=== Exercise ===
Reproduce all of the records exactly.

=== Record extracts ===
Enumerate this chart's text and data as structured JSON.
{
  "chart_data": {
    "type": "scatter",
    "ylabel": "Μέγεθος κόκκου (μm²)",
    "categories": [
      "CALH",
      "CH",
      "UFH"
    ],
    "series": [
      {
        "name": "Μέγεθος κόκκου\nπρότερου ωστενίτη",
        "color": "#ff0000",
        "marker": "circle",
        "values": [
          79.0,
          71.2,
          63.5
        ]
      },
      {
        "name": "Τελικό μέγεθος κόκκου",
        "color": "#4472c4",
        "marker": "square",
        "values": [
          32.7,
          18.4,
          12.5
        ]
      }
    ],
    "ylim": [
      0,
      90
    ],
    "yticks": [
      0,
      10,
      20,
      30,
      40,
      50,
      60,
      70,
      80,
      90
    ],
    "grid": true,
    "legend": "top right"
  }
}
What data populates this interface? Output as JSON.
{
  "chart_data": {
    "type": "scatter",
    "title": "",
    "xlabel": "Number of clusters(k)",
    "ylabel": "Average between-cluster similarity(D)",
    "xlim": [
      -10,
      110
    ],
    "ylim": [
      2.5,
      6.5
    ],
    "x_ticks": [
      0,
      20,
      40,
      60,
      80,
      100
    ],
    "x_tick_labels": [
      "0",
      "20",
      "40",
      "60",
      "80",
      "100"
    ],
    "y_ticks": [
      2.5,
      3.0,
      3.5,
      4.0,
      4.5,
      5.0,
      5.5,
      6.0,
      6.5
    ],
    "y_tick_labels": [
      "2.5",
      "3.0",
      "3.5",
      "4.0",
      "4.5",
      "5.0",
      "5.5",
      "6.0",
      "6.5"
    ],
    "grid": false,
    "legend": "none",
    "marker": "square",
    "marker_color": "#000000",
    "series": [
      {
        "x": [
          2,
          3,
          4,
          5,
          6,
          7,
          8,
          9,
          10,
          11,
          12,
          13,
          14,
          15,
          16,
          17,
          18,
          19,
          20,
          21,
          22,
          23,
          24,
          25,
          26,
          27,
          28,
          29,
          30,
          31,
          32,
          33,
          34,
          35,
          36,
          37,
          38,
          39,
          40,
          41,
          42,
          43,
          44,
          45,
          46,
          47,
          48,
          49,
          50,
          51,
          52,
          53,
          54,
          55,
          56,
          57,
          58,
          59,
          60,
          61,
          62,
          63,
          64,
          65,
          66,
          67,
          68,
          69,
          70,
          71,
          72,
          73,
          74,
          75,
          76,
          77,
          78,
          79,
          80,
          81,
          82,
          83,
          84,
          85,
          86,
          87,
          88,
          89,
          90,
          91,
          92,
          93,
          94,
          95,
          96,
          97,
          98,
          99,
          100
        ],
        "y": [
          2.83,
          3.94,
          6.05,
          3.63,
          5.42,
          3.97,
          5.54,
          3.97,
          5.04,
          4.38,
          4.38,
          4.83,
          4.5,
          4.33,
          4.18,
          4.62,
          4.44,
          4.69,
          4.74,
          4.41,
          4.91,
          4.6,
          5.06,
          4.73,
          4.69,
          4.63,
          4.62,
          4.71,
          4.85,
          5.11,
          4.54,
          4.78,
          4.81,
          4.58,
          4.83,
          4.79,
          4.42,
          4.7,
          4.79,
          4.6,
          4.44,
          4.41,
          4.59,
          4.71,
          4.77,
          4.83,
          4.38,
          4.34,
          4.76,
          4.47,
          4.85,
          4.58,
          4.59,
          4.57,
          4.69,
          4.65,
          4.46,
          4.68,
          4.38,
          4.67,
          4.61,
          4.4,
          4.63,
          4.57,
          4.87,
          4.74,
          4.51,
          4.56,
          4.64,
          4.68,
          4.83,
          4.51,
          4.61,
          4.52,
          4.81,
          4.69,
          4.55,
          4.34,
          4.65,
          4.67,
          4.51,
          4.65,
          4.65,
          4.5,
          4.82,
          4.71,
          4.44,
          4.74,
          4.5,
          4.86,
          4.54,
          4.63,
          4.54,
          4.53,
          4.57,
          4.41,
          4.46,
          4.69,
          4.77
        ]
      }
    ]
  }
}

=== Full output ===
Enumerate this chart's text and data as structured JSON.
{
  "chart_data": {
    "type": "scatter",
    "ylabel": "Μέγεθος κόκκου (μm²)",
    "categories": [
      "CALH",
      "CH",
      "UFH"
    ],
    "series": [
      {
        "name": "Μέγεθος κόκκου\nπρότερου ωστενίτη",
        "color": "#ff0000",
        "marker": "circle",
        "values": [
          79.0,
          71.2,
          63.5
        ]
      },
      {
        "name": "Τελικό μέγεθος κόκκου",
        "color": "#4472c4",
        "marker": "square",
        "values": [
          32.7,
          18.4,
          12.5
        ]
      }
    ],
    "ylim": [
      0,
      90
    ],
    "yticks": [
      0,
      10,
      20,
      30,
      40,
      50,
      60,
      70,
      80,
      90
    ],
    "grid": true,
    "legend": "top right"
  }
}
What data populates this interface? Output as JSON.
{
  "chart_data": {
    "type": "scatter",
    "title": "",
    "xlabel": "Number of clusters(k)",
    "ylabel": "Average between-cluster similarity(D)",
    "xlim": [
      -10,
      110
    ],
    "ylim": [
      2.5,
      6.5
    ],
    "x_ticks": [
      0,
      20,
      40,
      60,
      80,
      100
    ],
    "x_tick_labels": [
      "0",
      "20",
      "40",
      "60",
      "80",
      "100"
    ],
    "y_ticks": [
      2.5,
      3.0,
      3.5,
      4.0,
      4.5,
      5.0,
      5.5,
      6.0,
      6.5
    ],
    "y_tick_labels": [
      "2.5",
      "3.0",
      "3.5",
      "4.0",
      "4.5",
      "5.0",
      "5.5",
      "6.0",
      "6.5"
    ],
    "grid": false,
    "legend": "none",
    "marker": "square",
    "marker_color": "#000000",
    "series": [
      {
        "x": [
          2,
          3,
          4,
          5,
          6,
          7,
          8,
          9,
          10,
          11,
          12,
          13,
          14,
          15,
          16,
          17,
          18,
          19,
          20,
          21,
          22,
          23,
          24,
          25,
          26,
          27,
          28,
          29,
          30,
          31,
          32,
          33,
          34,
          35,
          36,
          37,
          38,
          39,
          40,
          41,
          42,
          43,
          44,
          45,
          46,
          47,
          48,
          49,
          50,
          51,
          52,
          53,
          54,
          55,
          56,
          57,
          58,
          59,
          60,
          61,
          62,
          63,
          64,
          65,
          66,
          67,
          68,
          69,
          70,
          71,
          72,
          73,
          74,
          75,
          76,
          77,
          78,
          79,
          80,
          81,
          82,
          83,
          84,
          85,
          86,
          87,
          88,
          89,
          90,
          91,
          92,
          93,
          94,
          95,
          96,
          97,
          98,
          99,
          100
        ],
        "y": [
          2.83,
          3.94,
          6.05,
          3.63,
          5.42,
          3.97,
          5.54,
          3.97,
          5.04,
          4.38,
          4.38,
          4.83,
          4.5,
          4.33,
          4.18,
          4.62,
          4.44,
          4.69,
          4.74,
          4.41,
          4.91,
          4.6,
          5.06,
          4.73,
          4.69,
          4.63,
          4.62,
          4.71,
          4.85,
          5.11,
          4.54,
          4.78,
          4.81,
          4.58,
          4.83,
          4.79,
          4.42,
          4.7,
          4.79,
          4.6,
          4.44,
          4.41,
          4.59,
          4.71,
          4.77,
          4.83,
          4.38,
          4.34,
          4.76,
          4.47,
          4.85,
          4.58,
          4.59,
          4.57,
          4.69,
          4.65,
          4.46,
          4.68,
          4.38,
          4.67,
          4.61,
          4.4,
          4.63,
          4.57,
          4.87,
          4.74,
          4.51,
          4.56,
          4.64,
          4.68,
          4.83,
          4.51,
          4.61,
          4.52,
          4.81,
          4.69,
          4.55,
          4.34,
          4.65,
          4.67,
          4.51,
          4.65,
          4.65,
          4.5,
          4.82,
          4.71,
          4.44,
          4.74,
          4.5,
          4.86,
          4.54,
          4.63,
          4.54,
          4.53,
          4.57,
          4.41,
          4.46,
          4.69,
          4.77
        ]
      }
    ]
  }
}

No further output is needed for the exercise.